Directions
Copy all the data exactly, except the pictures.

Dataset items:
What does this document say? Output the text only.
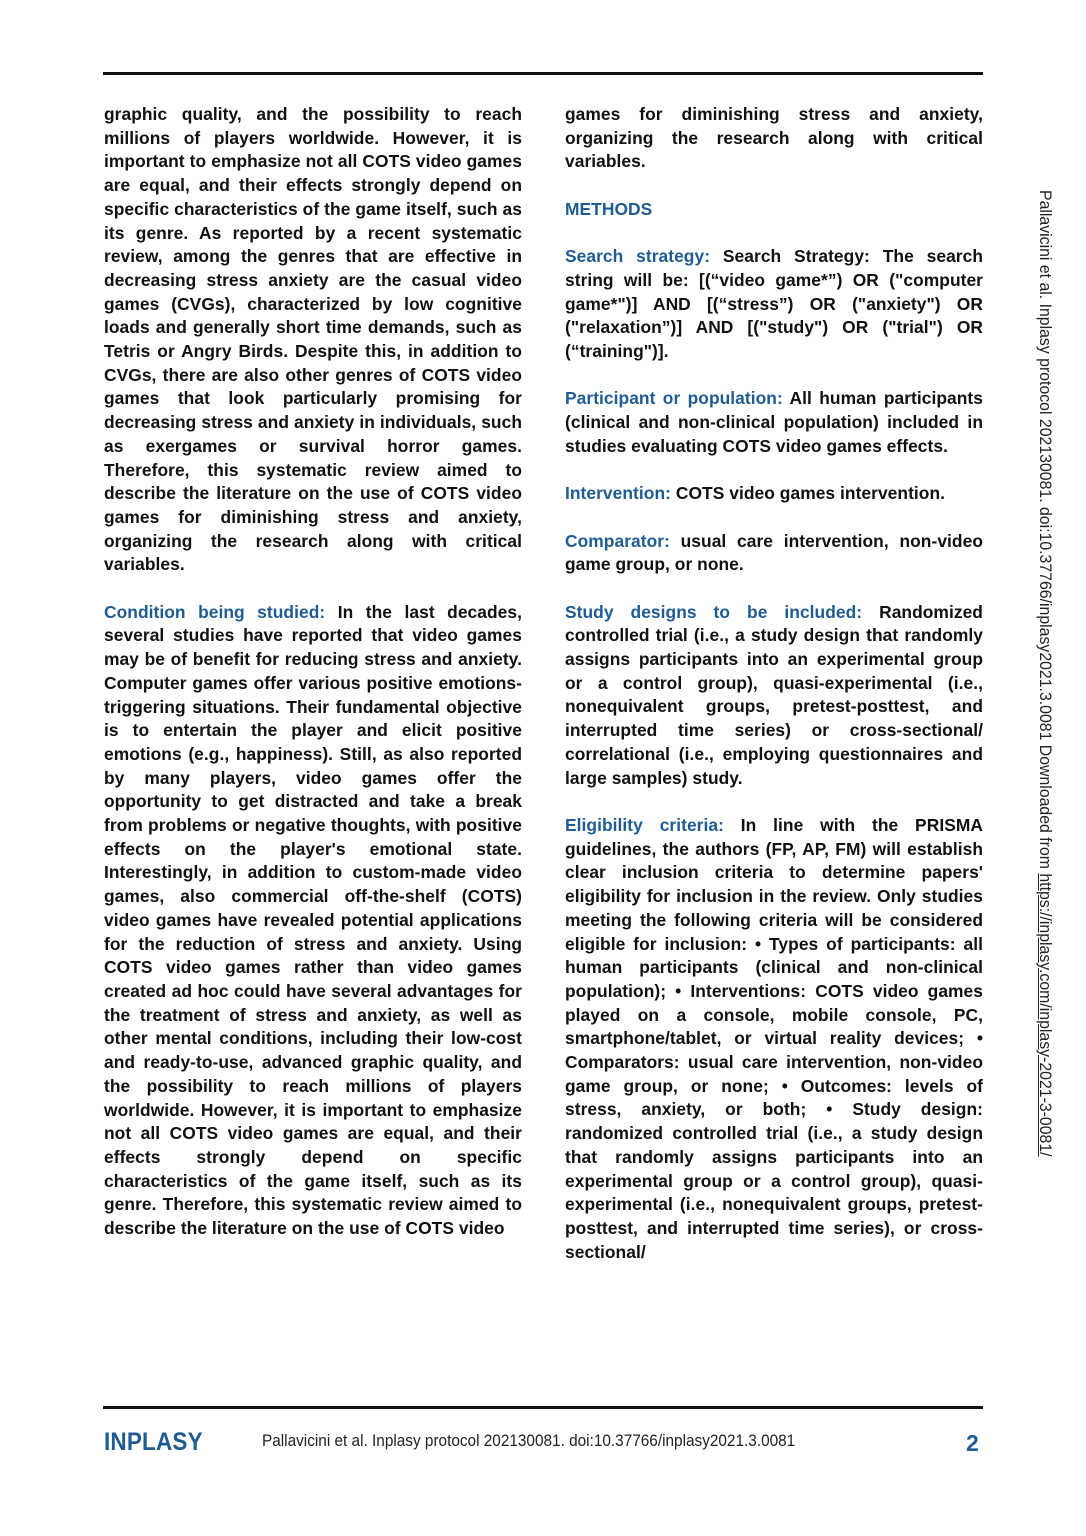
graphic quality, and the possibility to reach millions of players worldwide. However, it is important to emphasize not all COTS video games are equal, and their effects strongly depend on specific characteristics of the game itself, such as its genre. As reported by a recent systematic review, among the genres that are effective in decreasing stress anxiety are the casual video games (CVGs), characterized by low cognitive loads and generally short time demands, such as Tetris or Angry Birds. Despite this, in addition to CVGs, there are also other genres of COTS video games that look particularly promising for decreasing stress and anxiety in individuals, such as exergames or survival horror games. Therefore, this systematic review aimed to describe the literature on the use of COTS video games for diminishing stress and anxiety, organizing the research along with critical variables.

Condition being studied: In the last decades, several studies have reported that video games may be of benefit for reducing stress and anxiety. Computer games offer various positive emotions-triggering situations. Their fundamental objective is to entertain the player and elicit positive emotions (e.g., happiness). Still, as also reported by many players, video games offer the opportunity to get distracted and take a break from problems or negative thoughts, with positive effects on the player's emotional state. Interestingly, in addition to custom-made video games, also commercial off-the-shelf (COTS) video games have revealed potential applications for the reduction of stress and anxiety. Using COTS video games rather than video games created ad hoc could have several advantages for the treatment of stress and anxiety, as well as other mental conditions, including their low-cost and ready-to-use, advanced graphic quality, and the possibility to reach millions of players worldwide. However, it is important to emphasize not all COTS video games are equal, and their effects strongly depend on specific characteristics of the game itself, such as its genre. Therefore, this systematic review aimed to describe the literature on the use of COTS video

games for diminishing stress and anxiety, organizing the research along with critical variables.

METHODS

Search strategy: Search Strategy: The search string will be: [(“video game*”) OR ("computer game*")] AND [(“stress”) OR ("anxiety") OR ("relaxation”)] AND [("study") OR ("trial") OR (“training")].

Participant or population: All human participants (clinical and non-clinical population) included in studies evaluating COTS video games effects.

Intervention: COTS video games intervention.

Comparator: usual care intervention, non-video game group, or none.

Study designs to be included: Randomized controlled trial (i.e., a study design that randomly assigns participants into an experimental group or a control group), quasi-experimental (i.e., nonequivalent groups, pretest-posttest, and interrupted time series) or cross-sectional/ correlational (i.e., employing questionnaires and large samples) study.

Eligibility criteria: In line with the PRISMA guidelines, the authors (FP, AP, FM) will establish clear inclusion criteria to determine papers' eligibility for inclusion in the review. Only studies meeting the following criteria will be considered eligible for inclusion: • Types of participants: all human participants (clinical and non-clinical population); • Interventions: COTS video games played on a console, mobile console, PC, smartphone/tablet, or virtual reality devices; • Comparators: usual care intervention, non-video game group, or none; • Outcomes: levels of stress, anxiety, or both; • Study design: randomized controlled trial (i.e., a study design that randomly assigns participants into an experimental group or a control group), quasi-experimental (i.e., nonequivalent groups, pretest-posttest, and interrupted time series), or cross-sectional/

INPLASY	Pallavicini et al. Inplasy protocol 202130081. doi:10.37766/inplasy2021.3.0081	2
Pallavicini et al. Inplasy protocol 202130081. doi:10.37766/inplasy2021.3.0081 Downloaded from https://inplasy.com/inplasy-2021-3-0081/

Solved problem
What does this document say? Output the text only.
graphic quality, and the possibility to reach millions of players worldwide. However, it is important to emphasize not all COTS video games are equal, and their effects strongly depend on specific characteristics of the game itself, such as its genre. As reported by a recent systematic review, among the genres that are effective in decreasing stress anxiety are the casual video games (CVGs), characterized by low cognitive loads and generally short time demands, such as Tetris or Angry Birds. Despite this, in addition to CVGs, there are also other genres of COTS video games that look particularly promising for decreasing stress and anxiety in individuals, such as exergames or survival horror games. Therefore, this systematic review aimed to describe the literature on the use of COTS video games for diminishing stress and anxiety, organizing the research along with critical variables.

Condition being studied: In the last decades, several studies have reported that video games may be of benefit for reducing stress and anxiety. Computer games offer various positive emotions-triggering situations. Their fundamental objective is to entertain the player and elicit positive emotions (e.g., happiness). Still, as also reported by many players, video games offer the opportunity to get distracted and take a break from problems or negative thoughts, with positive effects on the player's emotional state. Interestingly, in addition to custom-made video games, also commercial off-the-shelf (COTS) video games have revealed potential applications for the reduction of stress and anxiety. Using COTS video games rather than video games created ad hoc could have several advantages for the treatment of stress and anxiety, as well as other mental conditions, including their low-cost and ready-to-use, advanced graphic quality, and the possibility to reach millions of players worldwide. However, it is important to emphasize not all COTS video games are equal, and their effects strongly depend on specific characteristics of the game itself, such as its genre. Therefore, this systematic review aimed to describe the literature on the use of COTS video

games for diminishing stress and anxiety, organizing the research along with critical variables.

METHODS

Search strategy: Search Strategy: The search string will be: [(“video game*”) OR ("computer game*")] AND [(“stress”) OR ("anxiety") OR ("relaxation”)] AND [("study") OR ("trial") OR (“training")].

Participant or population: All human participants (clinical and non-clinical population) included in studies evaluating COTS video games effects.

Intervention: COTS video games intervention.

Comparator: usual care intervention, non-video game group, or none.

Study designs to be included: Randomized controlled trial (i.e., a study design that randomly assigns participants into an experimental group or a control group), quasi-experimental (i.e., nonequivalent groups, pretest-posttest, and interrupted time series) or cross-sectional/ correlational (i.e., employing questionnaires and large samples) study.

Eligibility criteria: In line with the PRISMA guidelines, the authors (FP, AP, FM) will establish clear inclusion criteria to determine papers' eligibility for inclusion in the review. Only studies meeting the following criteria will be considered eligible for inclusion: • Types of participants: all human participants (clinical and non-clinical population); • Interventions: COTS video games played on a console, mobile console, PC, smartphone/tablet, or virtual reality devices; • Comparators: usual care intervention, non-video game group, or none; • Outcomes: levels of stress, anxiety, or both; • Study design: randomized controlled trial (i.e., a study design that randomly assigns participants into an experimental group or a control group), quasi-experimental (i.e., nonequivalent groups, pretest-posttest, and interrupted time series), or cross-sectional/

INPLASY	Pallavicini et al. Inplasy protocol 202130081. doi:10.37766/inplasy2021.3.0081	2
Pallavicini et al. Inplasy protocol 202130081. doi:10.37766/inplasy2021.3.0081 Downloaded from https://inplasy.com/inplasy-2021-3-0081/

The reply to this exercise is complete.